┌──
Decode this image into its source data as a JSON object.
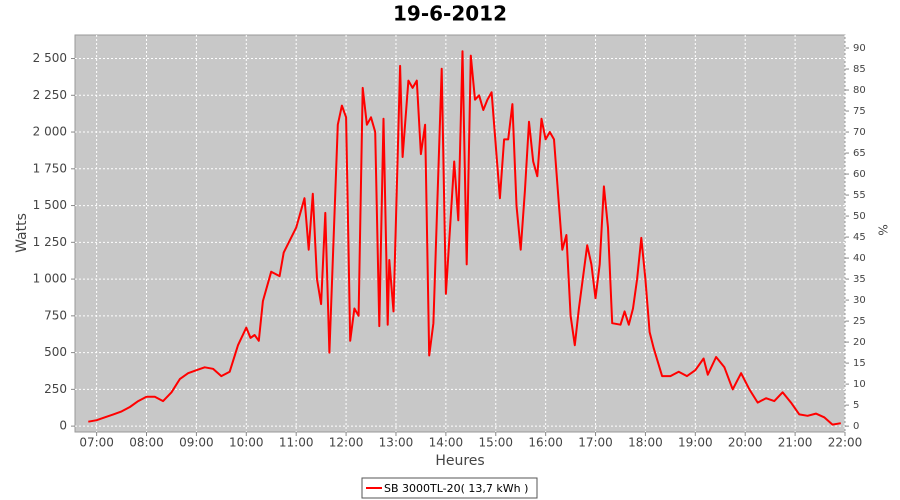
{
  "chart_data": {
    "type": "line",
    "title": "19-6-2012",
    "xlabel": "Heures",
    "ylabel": "Watts",
    "y2label": "%",
    "x": [
      "06:50",
      "07:00",
      "07:10",
      "07:20",
      "07:30",
      "07:40",
      "07:50",
      "08:00",
      "08:10",
      "08:20",
      "08:30",
      "08:40",
      "08:50",
      "09:00",
      "09:10",
      "09:20",
      "09:30",
      "09:40",
      "09:50",
      "10:00",
      "10:05",
      "10:10",
      "10:15",
      "10:20",
      "10:30",
      "10:40",
      "10:45",
      "11:00",
      "11:10",
      "11:15",
      "11:20",
      "11:25",
      "11:30",
      "11:35",
      "11:40",
      "11:50",
      "11:55",
      "12:00",
      "12:05",
      "12:10",
      "12:15",
      "12:20",
      "12:25",
      "12:30",
      "12:35",
      "12:40",
      "12:45",
      "12:50",
      "12:52",
      "12:57",
      "13:05",
      "13:08",
      "13:15",
      "13:20",
      "13:25",
      "13:30",
      "13:35",
      "13:40",
      "13:45",
      "13:55",
      "14:00",
      "14:10",
      "14:15",
      "14:20",
      "14:25",
      "14:30",
      "14:35",
      "14:40",
      "14:45",
      "14:50",
      "14:55",
      "15:05",
      "15:10",
      "15:15",
      "15:20",
      "15:25",
      "15:30",
      "15:35",
      "15:40",
      "15:45",
      "15:50",
      "15:55",
      "16:00",
      "16:05",
      "16:10",
      "16:20",
      "16:25",
      "16:30",
      "16:35",
      "16:40",
      "16:50",
      "16:55",
      "17:00",
      "17:05",
      "17:10",
      "17:15",
      "17:20",
      "17:30",
      "17:35",
      "17:40",
      "17:45",
      "17:50",
      "17:55",
      "18:00",
      "18:05",
      "18:10",
      "18:20",
      "18:30",
      "18:40",
      "18:50",
      "19:00",
      "19:10",
      "19:15",
      "19:25",
      "19:35",
      "19:45",
      "19:55",
      "20:05",
      "20:15",
      "20:25",
      "20:35",
      "20:45",
      "20:55",
      "21:05",
      "21:15",
      "21:25",
      "21:35",
      "21:45",
      "21:55"
    ],
    "series": [
      {
        "name": "SB 3000TL-20( 13,7 kWh )",
        "color": "#ff0000",
        "values": [
          30,
          40,
          60,
          80,
          100,
          130,
          170,
          200,
          200,
          170,
          230,
          320,
          360,
          380,
          400,
          390,
          340,
          370,
          550,
          670,
          600,
          620,
          580,
          850,
          1050,
          1020,
          1180,
          1350,
          1550,
          1200,
          1580,
          1000,
          830,
          1450,
          500,
          2050,
          2180,
          2100,
          580,
          800,
          750,
          2300,
          2050,
          2100,
          2000,
          680,
          2090,
          690,
          1130,
          780,
          2450,
          1830,
          2350,
          2300,
          2350,
          1850,
          2050,
          480,
          700,
          2430,
          900,
          1800,
          1400,
          2550,
          1100,
          2520,
          2220,
          2250,
          2150,
          2220,
          2270,
          1550,
          1950,
          1950,
          2190,
          1500,
          1200,
          1600,
          2070,
          1800,
          1700,
          2090,
          1950,
          2000,
          1950,
          1200,
          1300,
          750,
          550,
          800,
          1230,
          1100,
          870,
          1100,
          1630,
          1350,
          700,
          690,
          780,
          690,
          800,
          1000,
          1280,
          1000,
          640,
          530,
          340,
          340,
          370,
          340,
          380,
          460,
          350,
          470,
          400,
          250,
          360,
          250,
          160,
          190,
          170,
          230,
          160,
          80,
          70,
          85,
          60,
          10,
          20
        ]
      }
    ],
    "xlim": [
      "06:34",
      "22:00"
    ],
    "xticks": [
      "07:00",
      "08:00",
      "09:00",
      "10:00",
      "11:00",
      "12:00",
      "13:00",
      "14:00",
      "15:00",
      "16:00",
      "17:00",
      "18:00",
      "19:00",
      "20:00",
      "21:00",
      "22:00"
    ],
    "ylim": [
      -40,
      2660
    ],
    "yticks": [
      0,
      250,
      500,
      750,
      {
        "value": 1000,
        "label": "1 000"
      },
      {
        "value": 1250,
        "label": "1 250"
      },
      {
        "value": 1500,
        "label": "1 500"
      },
      {
        "value": 1750,
        "label": "1 750"
      },
      {
        "value": 2000,
        "label": "2 000"
      },
      {
        "value": 2250,
        "label": "2 250"
      },
      {
        "value": 2500,
        "label": "2 500"
      }
    ],
    "y2lim": [
      -1.4,
      93.1
    ],
    "y2ticks": [
      0,
      5,
      10,
      15,
      20,
      25,
      30,
      35,
      40,
      45,
      50,
      55,
      60,
      65,
      70,
      75,
      80,
      85,
      90
    ],
    "grid": true
  }
}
└──
In the copy, include all records verbatim but no images.

**Answer below:**
Decode this image into its source data as a JSON object.
{
  "chart_data": {
    "type": "line",
    "title": "19-6-2012",
    "xlabel": "Heures",
    "ylabel": "Watts",
    "y2label": "%",
    "x": [
      "06:50",
      "07:00",
      "07:10",
      "07:20",
      "07:30",
      "07:40",
      "07:50",
      "08:00",
      "08:10",
      "08:20",
      "08:30",
      "08:40",
      "08:50",
      "09:00",
      "09:10",
      "09:20",
      "09:30",
      "09:40",
      "09:50",
      "10:00",
      "10:05",
      "10:10",
      "10:15",
      "10:20",
      "10:30",
      "10:40",
      "10:45",
      "11:00",
      "11:10",
      "11:15",
      "11:20",
      "11:25",
      "11:30",
      "11:35",
      "11:40",
      "11:50",
      "11:55",
      "12:00",
      "12:05",
      "12:10",
      "12:15",
      "12:20",
      "12:25",
      "12:30",
      "12:35",
      "12:40",
      "12:45",
      "12:50",
      "12:52",
      "12:57",
      "13:05",
      "13:08",
      "13:15",
      "13:20",
      "13:25",
      "13:30",
      "13:35",
      "13:40",
      "13:45",
      "13:55",
      "14:00",
      "14:10",
      "14:15",
      "14:20",
      "14:25",
      "14:30",
      "14:35",
      "14:40",
      "14:45",
      "14:50",
      "14:55",
      "15:05",
      "15:10",
      "15:15",
      "15:20",
      "15:25",
      "15:30",
      "15:35",
      "15:40",
      "15:45",
      "15:50",
      "15:55",
      "16:00",
      "16:05",
      "16:10",
      "16:20",
      "16:25",
      "16:30",
      "16:35",
      "16:40",
      "16:50",
      "16:55",
      "17:00",
      "17:05",
      "17:10",
      "17:15",
      "17:20",
      "17:30",
      "17:35",
      "17:40",
      "17:45",
      "17:50",
      "17:55",
      "18:00",
      "18:05",
      "18:10",
      "18:20",
      "18:30",
      "18:40",
      "18:50",
      "19:00",
      "19:10",
      "19:15",
      "19:25",
      "19:35",
      "19:45",
      "19:55",
      "20:05",
      "20:15",
      "20:25",
      "20:35",
      "20:45",
      "20:55",
      "21:05",
      "21:15",
      "21:25",
      "21:35",
      "21:45",
      "21:55"
    ],
    "series": [
      {
        "name": "SB 3000TL-20( 13,7 kWh )",
        "color": "#ff0000",
        "values": [
          30,
          40,
          60,
          80,
          100,
          130,
          170,
          200,
          200,
          170,
          230,
          320,
          360,
          380,
          400,
          390,
          340,
          370,
          550,
          670,
          600,
          620,
          580,
          850,
          1050,
          1020,
          1180,
          1350,
          1550,
          1200,
          1580,
          1000,
          830,
          1450,
          500,
          2050,
          2180,
          2100,
          580,
          800,
          750,
          2300,
          2050,
          2100,
          2000,
          680,
          2090,
          690,
          1130,
          780,
          2450,
          1830,
          2350,
          2300,
          2350,
          1850,
          2050,
          480,
          700,
          2430,
          900,
          1800,
          1400,
          2550,
          1100,
          2520,
          2220,
          2250,
          2150,
          2220,
          2270,
          1550,
          1950,
          1950,
          2190,
          1500,
          1200,
          1600,
          2070,
          1800,
          1700,
          2090,
          1950,
          2000,
          1950,
          1200,
          1300,
          750,
          550,
          800,
          1230,
          1100,
          870,
          1100,
          1630,
          1350,
          700,
          690,
          780,
          690,
          800,
          1000,
          1280,
          1000,
          640,
          530,
          340,
          340,
          370,
          340,
          380,
          460,
          350,
          470,
          400,
          250,
          360,
          250,
          160,
          190,
          170,
          230,
          160,
          80,
          70,
          85,
          60,
          10,
          20
        ]
      }
    ],
    "xlim": [
      "06:34",
      "22:00"
    ],
    "xticks": [
      "07:00",
      "08:00",
      "09:00",
      "10:00",
      "11:00",
      "12:00",
      "13:00",
      "14:00",
      "15:00",
      "16:00",
      "17:00",
      "18:00",
      "19:00",
      "20:00",
      "21:00",
      "22:00"
    ],
    "ylim": [
      -40,
      2660
    ],
    "yticks": [
      0,
      250,
      500,
      750,
      {
        "value": 1000,
        "label": "1 000"
      },
      {
        "value": 1250,
        "label": "1 250"
      },
      {
        "value": 1500,
        "label": "1 500"
      },
      {
        "value": 1750,
        "label": "1 750"
      },
      {
        "value": 2000,
        "label": "2 000"
      },
      {
        "value": 2250,
        "label": "2 250"
      },
      {
        "value": 2500,
        "label": "2 500"
      }
    ],
    "y2lim": [
      -1.4,
      93.1
    ],
    "y2ticks": [
      0,
      5,
      10,
      15,
      20,
      25,
      30,
      35,
      40,
      45,
      50,
      55,
      60,
      65,
      70,
      75,
      80,
      85,
      90
    ],
    "grid": true
  }
}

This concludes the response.